# Aim of the exercise
Looking through the listing, how many of its lines hold the word "propriétaire"? Answer with only the number.

[START Records shown]

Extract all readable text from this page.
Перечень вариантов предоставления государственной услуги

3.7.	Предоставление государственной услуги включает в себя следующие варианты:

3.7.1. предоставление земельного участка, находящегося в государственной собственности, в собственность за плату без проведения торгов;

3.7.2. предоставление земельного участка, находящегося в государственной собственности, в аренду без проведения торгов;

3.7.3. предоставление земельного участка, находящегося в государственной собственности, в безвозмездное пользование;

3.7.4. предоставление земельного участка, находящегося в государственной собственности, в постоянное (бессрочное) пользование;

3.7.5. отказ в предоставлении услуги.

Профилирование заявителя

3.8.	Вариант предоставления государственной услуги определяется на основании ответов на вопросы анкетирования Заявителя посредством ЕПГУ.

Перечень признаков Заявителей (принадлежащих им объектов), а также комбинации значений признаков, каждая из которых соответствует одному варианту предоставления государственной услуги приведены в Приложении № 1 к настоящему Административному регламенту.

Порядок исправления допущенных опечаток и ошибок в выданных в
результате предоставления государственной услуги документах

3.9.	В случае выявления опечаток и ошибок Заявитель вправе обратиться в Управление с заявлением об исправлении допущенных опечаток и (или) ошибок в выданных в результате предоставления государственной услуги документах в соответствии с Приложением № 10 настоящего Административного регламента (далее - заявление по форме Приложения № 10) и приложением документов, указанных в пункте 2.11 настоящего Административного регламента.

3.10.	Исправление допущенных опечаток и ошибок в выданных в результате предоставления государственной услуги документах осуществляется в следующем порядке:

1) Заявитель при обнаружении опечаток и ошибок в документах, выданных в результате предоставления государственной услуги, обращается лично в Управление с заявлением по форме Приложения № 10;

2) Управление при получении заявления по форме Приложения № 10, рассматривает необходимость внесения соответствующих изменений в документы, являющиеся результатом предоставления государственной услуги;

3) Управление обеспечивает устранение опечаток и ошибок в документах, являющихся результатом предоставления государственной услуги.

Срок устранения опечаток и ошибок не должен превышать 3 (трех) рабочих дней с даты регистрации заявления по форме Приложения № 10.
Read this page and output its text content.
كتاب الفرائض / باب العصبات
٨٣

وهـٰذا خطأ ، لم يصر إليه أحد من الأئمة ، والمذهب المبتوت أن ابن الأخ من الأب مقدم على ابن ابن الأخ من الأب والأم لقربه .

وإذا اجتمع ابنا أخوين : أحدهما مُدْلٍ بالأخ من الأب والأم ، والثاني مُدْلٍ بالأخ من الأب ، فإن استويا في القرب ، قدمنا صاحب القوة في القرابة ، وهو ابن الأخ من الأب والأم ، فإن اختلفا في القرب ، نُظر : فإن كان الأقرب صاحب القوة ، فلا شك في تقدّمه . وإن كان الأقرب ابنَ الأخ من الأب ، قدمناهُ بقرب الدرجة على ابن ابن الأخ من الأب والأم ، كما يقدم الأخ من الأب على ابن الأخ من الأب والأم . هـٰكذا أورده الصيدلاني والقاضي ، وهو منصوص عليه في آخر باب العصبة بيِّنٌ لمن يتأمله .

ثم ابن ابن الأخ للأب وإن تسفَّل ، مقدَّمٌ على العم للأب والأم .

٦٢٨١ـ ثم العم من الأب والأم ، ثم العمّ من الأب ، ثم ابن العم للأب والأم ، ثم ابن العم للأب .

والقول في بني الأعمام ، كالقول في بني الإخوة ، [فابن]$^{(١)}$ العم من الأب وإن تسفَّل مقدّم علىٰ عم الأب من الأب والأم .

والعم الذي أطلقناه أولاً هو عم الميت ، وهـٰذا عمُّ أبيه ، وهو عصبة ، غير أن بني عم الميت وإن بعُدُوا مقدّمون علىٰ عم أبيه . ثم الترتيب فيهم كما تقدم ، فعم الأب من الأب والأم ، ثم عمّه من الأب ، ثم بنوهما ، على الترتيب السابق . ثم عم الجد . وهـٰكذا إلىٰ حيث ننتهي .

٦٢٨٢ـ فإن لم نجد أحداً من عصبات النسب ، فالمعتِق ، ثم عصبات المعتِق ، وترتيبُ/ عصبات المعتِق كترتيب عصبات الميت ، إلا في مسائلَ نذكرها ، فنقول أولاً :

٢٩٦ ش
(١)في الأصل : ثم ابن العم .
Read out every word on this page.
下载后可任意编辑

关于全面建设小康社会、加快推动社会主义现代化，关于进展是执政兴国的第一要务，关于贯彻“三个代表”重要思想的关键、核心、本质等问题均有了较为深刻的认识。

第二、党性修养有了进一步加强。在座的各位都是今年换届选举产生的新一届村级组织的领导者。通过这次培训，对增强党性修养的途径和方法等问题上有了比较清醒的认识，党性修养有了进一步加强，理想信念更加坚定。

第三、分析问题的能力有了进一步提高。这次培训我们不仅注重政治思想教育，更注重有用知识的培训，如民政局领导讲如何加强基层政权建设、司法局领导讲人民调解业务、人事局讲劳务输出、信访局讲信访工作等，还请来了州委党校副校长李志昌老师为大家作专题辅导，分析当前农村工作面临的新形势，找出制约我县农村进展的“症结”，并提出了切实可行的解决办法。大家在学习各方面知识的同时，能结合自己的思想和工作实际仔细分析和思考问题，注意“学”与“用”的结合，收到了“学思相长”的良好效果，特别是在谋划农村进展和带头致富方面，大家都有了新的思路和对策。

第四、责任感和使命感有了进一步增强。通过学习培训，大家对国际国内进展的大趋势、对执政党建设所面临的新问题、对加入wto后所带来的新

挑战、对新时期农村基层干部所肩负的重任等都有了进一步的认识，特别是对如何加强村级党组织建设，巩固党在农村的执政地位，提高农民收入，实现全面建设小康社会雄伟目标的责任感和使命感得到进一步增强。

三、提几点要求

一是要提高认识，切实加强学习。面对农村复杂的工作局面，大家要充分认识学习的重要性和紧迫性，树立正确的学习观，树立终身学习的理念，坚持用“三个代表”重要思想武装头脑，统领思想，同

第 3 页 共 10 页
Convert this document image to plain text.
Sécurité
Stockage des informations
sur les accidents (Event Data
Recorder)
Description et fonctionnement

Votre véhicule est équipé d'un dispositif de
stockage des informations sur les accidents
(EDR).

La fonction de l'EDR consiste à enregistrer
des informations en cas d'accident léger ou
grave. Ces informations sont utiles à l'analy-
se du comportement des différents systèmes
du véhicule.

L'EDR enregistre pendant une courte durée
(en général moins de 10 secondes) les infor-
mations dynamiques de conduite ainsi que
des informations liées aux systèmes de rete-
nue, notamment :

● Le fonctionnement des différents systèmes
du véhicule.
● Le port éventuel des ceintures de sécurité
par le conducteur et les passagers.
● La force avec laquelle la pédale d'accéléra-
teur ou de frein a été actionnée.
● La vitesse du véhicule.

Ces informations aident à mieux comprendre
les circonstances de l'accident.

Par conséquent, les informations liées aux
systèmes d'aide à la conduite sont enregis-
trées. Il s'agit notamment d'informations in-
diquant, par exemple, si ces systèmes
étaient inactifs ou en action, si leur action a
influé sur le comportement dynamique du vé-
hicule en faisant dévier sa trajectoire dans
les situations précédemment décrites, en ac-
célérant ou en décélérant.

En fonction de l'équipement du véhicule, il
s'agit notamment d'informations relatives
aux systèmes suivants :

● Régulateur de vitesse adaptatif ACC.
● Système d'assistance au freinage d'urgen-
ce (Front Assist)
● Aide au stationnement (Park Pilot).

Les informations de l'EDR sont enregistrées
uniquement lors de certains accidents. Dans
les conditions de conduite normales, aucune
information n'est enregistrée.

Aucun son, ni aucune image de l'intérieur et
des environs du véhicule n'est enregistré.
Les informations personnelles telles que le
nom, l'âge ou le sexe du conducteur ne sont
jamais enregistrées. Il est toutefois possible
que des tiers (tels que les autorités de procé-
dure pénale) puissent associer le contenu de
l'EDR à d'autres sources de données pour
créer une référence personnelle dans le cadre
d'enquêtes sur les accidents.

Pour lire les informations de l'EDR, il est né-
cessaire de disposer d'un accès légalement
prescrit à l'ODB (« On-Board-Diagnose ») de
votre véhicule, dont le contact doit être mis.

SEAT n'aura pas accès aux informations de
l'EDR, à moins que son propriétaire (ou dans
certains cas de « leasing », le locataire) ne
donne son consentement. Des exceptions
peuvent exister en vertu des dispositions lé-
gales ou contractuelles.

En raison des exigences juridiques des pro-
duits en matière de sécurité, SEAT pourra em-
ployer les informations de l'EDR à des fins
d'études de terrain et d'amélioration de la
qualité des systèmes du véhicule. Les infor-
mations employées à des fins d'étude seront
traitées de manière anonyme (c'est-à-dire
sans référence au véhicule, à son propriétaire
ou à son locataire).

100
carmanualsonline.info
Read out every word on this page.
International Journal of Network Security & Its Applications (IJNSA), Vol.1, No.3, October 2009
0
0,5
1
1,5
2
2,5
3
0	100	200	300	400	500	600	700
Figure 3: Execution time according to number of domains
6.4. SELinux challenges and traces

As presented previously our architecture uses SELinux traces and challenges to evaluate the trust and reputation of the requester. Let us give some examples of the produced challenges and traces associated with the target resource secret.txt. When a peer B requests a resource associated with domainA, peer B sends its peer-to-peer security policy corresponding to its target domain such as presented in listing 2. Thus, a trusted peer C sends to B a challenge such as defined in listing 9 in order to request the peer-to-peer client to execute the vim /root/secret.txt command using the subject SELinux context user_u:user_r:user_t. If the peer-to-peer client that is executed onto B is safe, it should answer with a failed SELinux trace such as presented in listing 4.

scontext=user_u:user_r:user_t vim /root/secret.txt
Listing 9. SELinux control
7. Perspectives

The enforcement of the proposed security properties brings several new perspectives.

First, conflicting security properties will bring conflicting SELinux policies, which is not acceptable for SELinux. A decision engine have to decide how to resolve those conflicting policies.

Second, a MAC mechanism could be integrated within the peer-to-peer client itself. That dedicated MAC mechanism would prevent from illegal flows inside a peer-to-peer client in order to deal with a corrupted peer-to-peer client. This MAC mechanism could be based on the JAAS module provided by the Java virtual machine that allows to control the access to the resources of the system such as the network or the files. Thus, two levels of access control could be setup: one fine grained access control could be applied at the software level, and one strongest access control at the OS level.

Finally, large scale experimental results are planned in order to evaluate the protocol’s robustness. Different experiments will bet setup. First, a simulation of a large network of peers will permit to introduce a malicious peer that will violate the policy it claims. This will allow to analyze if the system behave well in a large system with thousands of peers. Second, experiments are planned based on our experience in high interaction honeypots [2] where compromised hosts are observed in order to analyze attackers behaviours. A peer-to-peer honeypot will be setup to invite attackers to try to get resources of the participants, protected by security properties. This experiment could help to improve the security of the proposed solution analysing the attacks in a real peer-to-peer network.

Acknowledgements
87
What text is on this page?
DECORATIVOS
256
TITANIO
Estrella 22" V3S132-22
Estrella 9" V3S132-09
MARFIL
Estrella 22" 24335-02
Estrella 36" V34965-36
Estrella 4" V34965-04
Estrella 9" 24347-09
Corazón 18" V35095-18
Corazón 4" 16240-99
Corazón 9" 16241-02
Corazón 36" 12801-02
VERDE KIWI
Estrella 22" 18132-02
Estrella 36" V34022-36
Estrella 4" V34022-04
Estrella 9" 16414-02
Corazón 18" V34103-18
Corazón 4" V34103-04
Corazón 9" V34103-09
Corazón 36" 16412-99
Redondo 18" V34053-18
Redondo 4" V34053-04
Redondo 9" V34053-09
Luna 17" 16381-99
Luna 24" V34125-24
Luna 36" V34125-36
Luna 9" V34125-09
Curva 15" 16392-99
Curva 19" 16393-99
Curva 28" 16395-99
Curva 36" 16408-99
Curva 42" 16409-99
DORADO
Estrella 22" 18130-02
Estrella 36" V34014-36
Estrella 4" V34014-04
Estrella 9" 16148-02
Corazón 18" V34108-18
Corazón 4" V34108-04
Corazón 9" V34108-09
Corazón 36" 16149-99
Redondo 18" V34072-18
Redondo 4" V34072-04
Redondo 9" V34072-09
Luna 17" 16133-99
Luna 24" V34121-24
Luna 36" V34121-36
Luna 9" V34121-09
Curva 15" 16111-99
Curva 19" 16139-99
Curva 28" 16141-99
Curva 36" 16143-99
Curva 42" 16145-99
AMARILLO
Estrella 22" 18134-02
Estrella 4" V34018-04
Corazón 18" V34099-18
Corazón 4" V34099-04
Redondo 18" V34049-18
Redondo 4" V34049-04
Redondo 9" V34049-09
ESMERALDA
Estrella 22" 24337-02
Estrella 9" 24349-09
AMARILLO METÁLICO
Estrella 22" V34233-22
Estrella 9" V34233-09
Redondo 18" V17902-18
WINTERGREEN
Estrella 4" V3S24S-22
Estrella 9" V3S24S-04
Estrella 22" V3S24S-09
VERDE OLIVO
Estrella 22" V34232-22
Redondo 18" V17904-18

[END Records shown]

# Response
2